WORK REQUIRED => Show all lines that include the string "Total"; copy each one.

GIVEN DATA =>
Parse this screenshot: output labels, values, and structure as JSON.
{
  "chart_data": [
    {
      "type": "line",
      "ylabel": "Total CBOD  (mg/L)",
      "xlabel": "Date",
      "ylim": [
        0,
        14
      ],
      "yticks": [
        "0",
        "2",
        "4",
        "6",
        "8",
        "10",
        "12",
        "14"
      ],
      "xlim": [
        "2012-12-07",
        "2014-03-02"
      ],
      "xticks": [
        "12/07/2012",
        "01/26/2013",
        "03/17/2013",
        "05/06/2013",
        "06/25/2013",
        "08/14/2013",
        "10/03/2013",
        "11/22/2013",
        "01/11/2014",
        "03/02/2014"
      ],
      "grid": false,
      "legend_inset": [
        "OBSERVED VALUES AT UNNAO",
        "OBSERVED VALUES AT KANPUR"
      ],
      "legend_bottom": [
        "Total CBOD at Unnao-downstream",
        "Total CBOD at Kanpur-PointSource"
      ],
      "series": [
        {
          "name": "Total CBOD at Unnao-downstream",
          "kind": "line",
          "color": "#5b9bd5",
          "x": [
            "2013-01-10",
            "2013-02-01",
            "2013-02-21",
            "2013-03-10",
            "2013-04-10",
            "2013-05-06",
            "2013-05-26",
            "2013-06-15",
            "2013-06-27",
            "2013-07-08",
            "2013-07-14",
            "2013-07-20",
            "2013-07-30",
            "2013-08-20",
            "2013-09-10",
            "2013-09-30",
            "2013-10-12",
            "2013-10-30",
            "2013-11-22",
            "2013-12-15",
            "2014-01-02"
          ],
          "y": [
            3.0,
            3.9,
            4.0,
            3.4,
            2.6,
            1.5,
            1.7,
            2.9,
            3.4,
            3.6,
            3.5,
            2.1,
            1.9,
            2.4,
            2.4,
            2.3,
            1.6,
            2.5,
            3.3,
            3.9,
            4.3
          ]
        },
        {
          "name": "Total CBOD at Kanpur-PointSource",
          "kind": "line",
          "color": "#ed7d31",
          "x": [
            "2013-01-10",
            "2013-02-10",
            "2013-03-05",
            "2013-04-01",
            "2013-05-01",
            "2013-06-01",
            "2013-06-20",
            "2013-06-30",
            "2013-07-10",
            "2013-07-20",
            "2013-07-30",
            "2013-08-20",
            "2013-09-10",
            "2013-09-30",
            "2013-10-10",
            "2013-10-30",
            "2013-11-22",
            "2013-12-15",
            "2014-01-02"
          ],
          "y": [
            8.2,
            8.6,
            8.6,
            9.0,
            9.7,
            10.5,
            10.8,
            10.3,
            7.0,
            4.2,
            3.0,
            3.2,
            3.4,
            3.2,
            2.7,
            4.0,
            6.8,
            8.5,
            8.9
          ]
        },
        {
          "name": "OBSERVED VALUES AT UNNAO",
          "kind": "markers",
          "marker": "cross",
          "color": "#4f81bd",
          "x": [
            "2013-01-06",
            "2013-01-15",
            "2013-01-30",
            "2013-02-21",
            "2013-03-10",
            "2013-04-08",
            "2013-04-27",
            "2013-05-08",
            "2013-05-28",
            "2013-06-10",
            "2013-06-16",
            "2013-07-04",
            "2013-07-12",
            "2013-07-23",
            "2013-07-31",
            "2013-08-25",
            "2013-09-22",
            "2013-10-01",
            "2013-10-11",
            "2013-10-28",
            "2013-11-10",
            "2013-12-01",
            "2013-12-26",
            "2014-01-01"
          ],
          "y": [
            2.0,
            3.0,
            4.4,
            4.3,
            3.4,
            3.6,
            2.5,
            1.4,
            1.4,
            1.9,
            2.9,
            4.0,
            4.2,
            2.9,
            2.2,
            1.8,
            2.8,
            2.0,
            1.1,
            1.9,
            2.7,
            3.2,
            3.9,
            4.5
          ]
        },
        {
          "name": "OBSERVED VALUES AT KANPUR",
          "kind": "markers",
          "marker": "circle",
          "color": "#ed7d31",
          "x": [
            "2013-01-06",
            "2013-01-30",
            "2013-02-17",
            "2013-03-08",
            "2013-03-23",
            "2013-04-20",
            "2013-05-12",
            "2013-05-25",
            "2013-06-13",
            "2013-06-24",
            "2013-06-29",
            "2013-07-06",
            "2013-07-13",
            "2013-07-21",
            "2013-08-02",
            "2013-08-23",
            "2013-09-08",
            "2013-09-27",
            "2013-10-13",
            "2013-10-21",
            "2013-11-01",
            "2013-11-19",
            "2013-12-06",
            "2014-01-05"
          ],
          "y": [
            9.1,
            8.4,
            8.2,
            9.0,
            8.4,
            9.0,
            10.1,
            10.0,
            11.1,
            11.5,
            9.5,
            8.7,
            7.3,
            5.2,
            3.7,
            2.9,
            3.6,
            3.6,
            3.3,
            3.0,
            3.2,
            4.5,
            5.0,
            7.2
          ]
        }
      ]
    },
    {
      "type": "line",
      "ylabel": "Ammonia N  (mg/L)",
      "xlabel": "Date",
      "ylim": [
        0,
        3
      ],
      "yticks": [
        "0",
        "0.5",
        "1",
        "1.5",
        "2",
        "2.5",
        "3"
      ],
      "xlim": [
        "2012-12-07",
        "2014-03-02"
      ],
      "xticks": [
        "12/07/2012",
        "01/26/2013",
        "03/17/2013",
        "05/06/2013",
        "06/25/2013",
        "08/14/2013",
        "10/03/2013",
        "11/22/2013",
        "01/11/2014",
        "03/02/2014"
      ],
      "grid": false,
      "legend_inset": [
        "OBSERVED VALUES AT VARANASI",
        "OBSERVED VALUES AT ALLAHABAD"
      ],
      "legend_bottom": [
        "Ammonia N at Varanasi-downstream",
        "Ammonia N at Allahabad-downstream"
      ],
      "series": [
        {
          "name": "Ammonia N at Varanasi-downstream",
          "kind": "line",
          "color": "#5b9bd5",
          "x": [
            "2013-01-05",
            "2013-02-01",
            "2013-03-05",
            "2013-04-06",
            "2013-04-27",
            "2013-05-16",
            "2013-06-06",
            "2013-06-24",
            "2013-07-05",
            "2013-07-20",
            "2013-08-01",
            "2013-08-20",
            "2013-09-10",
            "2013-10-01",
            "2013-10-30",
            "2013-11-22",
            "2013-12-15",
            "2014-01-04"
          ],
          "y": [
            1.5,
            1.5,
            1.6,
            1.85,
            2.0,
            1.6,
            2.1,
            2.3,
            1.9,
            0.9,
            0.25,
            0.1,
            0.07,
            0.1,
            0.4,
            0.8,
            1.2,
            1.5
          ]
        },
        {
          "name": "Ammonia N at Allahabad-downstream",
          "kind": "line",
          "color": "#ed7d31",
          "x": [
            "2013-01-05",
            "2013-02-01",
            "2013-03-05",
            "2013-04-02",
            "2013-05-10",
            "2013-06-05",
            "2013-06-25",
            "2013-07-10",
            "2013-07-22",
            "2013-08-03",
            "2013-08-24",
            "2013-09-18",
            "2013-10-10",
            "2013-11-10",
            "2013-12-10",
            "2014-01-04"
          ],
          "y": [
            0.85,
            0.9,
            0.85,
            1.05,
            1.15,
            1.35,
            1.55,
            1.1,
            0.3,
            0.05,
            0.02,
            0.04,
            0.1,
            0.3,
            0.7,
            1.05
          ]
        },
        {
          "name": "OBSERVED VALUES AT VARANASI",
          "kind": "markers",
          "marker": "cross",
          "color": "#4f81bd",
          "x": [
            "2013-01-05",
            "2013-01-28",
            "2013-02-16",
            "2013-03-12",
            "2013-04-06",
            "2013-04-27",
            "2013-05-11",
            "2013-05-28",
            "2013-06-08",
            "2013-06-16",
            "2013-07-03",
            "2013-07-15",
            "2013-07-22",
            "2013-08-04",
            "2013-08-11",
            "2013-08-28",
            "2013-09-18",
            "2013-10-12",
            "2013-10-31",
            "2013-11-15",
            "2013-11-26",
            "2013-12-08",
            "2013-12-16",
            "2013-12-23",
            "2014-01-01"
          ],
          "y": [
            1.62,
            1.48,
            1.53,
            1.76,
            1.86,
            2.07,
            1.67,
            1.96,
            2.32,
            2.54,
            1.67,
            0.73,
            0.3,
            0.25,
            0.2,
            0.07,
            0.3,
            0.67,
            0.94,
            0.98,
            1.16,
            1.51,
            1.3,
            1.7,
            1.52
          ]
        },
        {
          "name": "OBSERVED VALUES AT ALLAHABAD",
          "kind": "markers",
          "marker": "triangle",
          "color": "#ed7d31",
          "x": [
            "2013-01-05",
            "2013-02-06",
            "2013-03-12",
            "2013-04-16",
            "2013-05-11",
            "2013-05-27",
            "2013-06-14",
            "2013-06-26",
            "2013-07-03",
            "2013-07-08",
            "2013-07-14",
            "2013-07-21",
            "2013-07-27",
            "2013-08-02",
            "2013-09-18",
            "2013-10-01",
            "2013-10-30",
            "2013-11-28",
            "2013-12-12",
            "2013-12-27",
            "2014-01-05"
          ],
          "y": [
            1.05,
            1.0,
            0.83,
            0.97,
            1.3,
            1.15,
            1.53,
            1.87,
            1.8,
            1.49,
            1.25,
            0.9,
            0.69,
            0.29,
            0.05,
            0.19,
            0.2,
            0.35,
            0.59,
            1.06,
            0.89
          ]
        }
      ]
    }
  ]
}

COMPLETE OUTPUT =>
      "ylabel": "Total CBOD  (mg/L)",
        "Total CBOD at Unnao-downstream",
        "Total CBOD at Kanpur-PointSource"
          "name": "Total CBOD at Unnao-downstream",
          "name": "Total CBOD at Kanpur-PointSource",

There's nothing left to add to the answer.